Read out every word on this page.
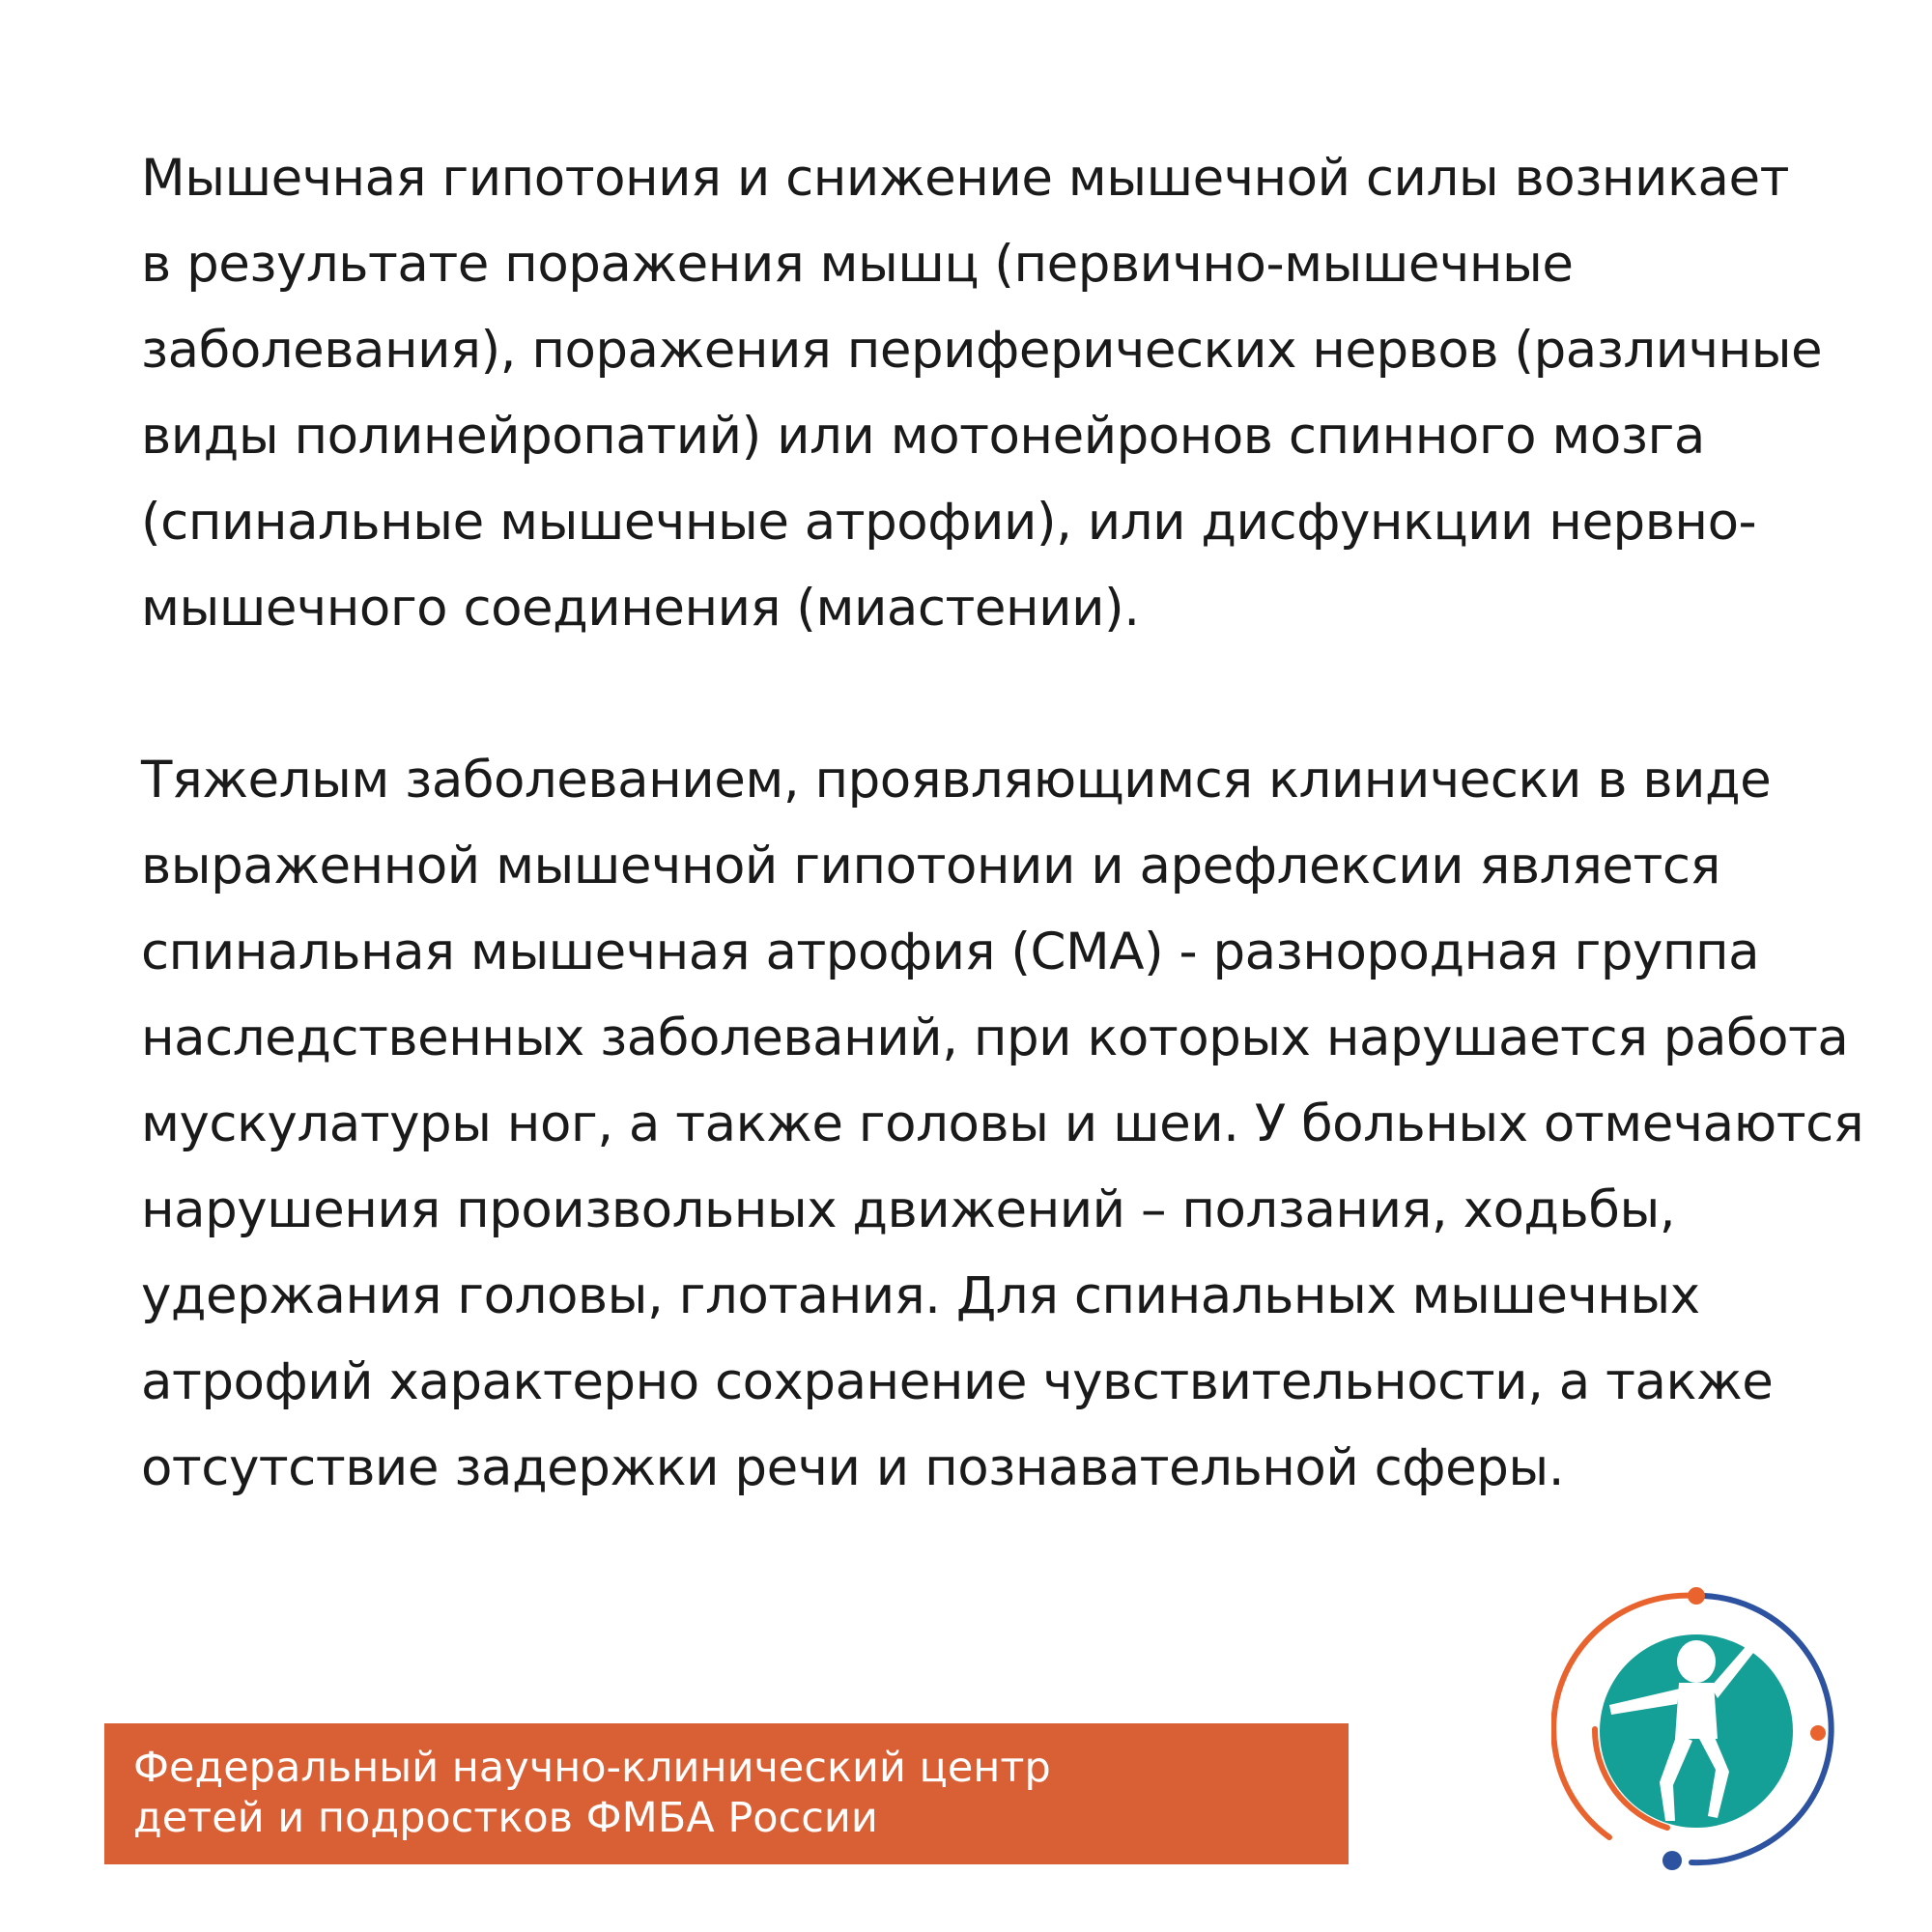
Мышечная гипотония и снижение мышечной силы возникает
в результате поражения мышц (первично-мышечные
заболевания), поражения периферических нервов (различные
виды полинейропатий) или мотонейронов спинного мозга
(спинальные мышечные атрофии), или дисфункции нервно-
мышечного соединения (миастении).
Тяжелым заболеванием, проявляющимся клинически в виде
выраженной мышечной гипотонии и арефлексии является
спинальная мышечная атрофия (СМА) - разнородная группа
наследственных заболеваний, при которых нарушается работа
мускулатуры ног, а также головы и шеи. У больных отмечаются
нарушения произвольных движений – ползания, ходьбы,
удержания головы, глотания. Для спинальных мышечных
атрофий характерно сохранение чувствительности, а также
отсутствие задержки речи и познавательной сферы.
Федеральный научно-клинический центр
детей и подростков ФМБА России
--
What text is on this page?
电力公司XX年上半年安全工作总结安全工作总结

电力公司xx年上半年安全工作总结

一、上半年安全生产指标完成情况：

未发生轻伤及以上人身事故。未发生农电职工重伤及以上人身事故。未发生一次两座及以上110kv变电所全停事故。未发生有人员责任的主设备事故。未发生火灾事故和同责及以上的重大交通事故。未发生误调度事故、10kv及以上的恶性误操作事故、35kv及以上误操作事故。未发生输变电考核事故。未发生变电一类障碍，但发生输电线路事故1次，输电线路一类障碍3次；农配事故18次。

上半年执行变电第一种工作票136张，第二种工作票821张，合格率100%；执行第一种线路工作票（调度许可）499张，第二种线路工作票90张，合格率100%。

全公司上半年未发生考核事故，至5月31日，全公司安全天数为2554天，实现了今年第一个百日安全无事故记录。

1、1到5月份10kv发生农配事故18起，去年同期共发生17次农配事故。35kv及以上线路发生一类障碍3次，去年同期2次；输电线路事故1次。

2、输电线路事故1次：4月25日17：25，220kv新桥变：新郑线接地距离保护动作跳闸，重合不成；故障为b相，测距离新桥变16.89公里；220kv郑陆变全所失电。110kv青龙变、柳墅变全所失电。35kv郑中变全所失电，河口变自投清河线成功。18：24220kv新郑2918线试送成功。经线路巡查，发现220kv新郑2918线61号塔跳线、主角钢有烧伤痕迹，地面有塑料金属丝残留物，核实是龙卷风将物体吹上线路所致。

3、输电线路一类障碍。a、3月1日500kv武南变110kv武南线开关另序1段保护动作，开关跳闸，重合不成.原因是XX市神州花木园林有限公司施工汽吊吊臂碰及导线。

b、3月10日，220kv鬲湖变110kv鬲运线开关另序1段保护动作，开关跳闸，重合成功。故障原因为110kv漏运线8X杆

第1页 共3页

| Goal of the exercise |
Where a line holds "мышечные", copy it out.

| Answer to the problem |
в результате поражения мышц (первично-мышечные
(спинальные мышечные атрофии), или дисфункции нервно-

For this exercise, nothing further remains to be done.